## Instructions to follow:
Extract every line below, verbatim.
═════ Input material ═════
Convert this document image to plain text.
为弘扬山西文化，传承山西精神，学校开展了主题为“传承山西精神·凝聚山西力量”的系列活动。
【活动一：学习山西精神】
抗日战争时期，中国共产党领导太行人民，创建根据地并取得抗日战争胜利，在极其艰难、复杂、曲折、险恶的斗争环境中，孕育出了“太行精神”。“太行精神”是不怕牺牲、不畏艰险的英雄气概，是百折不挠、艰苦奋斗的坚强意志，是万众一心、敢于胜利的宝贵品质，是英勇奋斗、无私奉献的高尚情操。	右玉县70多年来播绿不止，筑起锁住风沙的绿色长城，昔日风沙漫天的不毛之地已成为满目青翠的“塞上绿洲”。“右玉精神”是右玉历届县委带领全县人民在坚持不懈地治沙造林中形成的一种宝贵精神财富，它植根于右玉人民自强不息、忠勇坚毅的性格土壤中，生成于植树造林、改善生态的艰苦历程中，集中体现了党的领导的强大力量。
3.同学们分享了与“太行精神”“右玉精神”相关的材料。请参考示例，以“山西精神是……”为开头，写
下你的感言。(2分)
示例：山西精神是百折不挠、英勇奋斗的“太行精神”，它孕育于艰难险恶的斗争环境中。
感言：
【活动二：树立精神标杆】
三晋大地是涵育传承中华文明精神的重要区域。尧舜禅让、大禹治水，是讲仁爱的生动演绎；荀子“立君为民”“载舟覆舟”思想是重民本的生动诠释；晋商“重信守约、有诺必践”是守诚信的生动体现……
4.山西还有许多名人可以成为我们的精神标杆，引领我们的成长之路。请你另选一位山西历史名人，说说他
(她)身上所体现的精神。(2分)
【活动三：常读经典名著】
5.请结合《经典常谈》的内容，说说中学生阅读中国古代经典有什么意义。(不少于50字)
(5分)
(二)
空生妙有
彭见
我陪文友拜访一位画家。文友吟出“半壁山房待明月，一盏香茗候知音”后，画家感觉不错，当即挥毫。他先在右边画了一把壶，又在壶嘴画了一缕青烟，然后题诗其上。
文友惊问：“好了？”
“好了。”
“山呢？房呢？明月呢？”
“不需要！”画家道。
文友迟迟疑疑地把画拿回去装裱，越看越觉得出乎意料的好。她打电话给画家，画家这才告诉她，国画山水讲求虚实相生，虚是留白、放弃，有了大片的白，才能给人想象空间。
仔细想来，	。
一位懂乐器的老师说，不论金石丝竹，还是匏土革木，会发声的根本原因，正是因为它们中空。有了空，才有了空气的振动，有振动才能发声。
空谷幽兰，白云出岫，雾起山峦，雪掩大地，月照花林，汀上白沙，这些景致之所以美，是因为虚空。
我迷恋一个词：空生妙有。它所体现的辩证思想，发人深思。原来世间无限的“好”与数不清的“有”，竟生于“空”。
═════
## Exercise result:
Convert this document image to plain text.
为弘扬山西文化，传承山西精神，学校开展了主题为“传承山西精神·凝聚山西力量”的系列活动。
【活动一：学习山西精神】
抗日战争时期，中国共产党领导太行人民，创建根据地并取得抗日战争胜利，在极其艰难、复杂、曲折、险恶的斗争环境中，孕育出了“太行精神”。“太行精神”是不怕牺牲、不畏艰险的英雄气概，是百折不挠、艰苦奋斗的坚强意志，是万众一心、敢于胜利的宝贵品质，是英勇奋斗、无私奉献的高尚情操。	右玉县70多年来播绿不止，筑起锁住风沙的绿色长城，昔日风沙漫天的不毛之地已成为满目青翠的“塞上绿洲”。“右玉精神”是右玉历届县委带领全县人民在坚持不懈地治沙造林中形成的一种宝贵精神财富，它植根于右玉人民自强不息、忠勇坚毅的性格土壤中，生成于植树造林、改善生态的艰苦历程中，集中体现了党的领导的强大力量。
3.同学们分享了与“太行精神”“右玉精神”相关的材料。请参考示例，以“山西精神是……”为开头，写
下你的感言。(2分)
示例：山西精神是百折不挠、英勇奋斗的“太行精神”，它孕育于艰难险恶的斗争环境中。
感言：
【活动二：树立精神标杆】
三晋大地是涵育传承中华文明精神的重要区域。尧舜禅让、大禹治水，是讲仁爱的生动演绎；荀子“立君为民”“载舟覆舟”思想是重民本的生动诠释；晋商“重信守约、有诺必践”是守诚信的生动体现……
4.山西还有许多名人可以成为我们的精神标杆，引领我们的成长之路。请你另选一位山西历史名人，说说他
(她)身上所体现的精神。(2分)
【活动三：常读经典名著】
5.请结合《经典常谈》的内容，说说中学生阅读中国古代经典有什么意义。(不少于50字)
(5分)
(二)
空生妙有
彭见
我陪文友拜访一位画家。文友吟出“半壁山房待明月，一盏香茗候知音”后，画家感觉不错，当即挥毫。他先在右边画了一把壶，又在壶嘴画了一缕青烟，然后题诗其上。
文友惊问：“好了？”
“好了。”
“山呢？房呢？明月呢？”
“不需要！”画家道。
文友迟迟疑疑地把画拿回去装裱，越看越觉得出乎意料的好。她打电话给画家，画家这才告诉她，国画山水讲求虚实相生，虚是留白、放弃，有了大片的白，才能给人想象空间。
仔细想来，	。
一位懂乐器的老师说，不论金石丝竹，还是匏土革木，会发声的根本原因，正是因为它们中空。有了空，才有了空气的振动，有振动才能发声。
空谷幽兰，白云出岫，雾起山峦，雪掩大地，月照花林，汀上白沙，这些景致之所以美，是因为虚空。
我迷恋一个词：空生妙有。它所体现的辩证思想，发人深思。原来世间无限的“好”与数不清的“有”，竟生于“空”。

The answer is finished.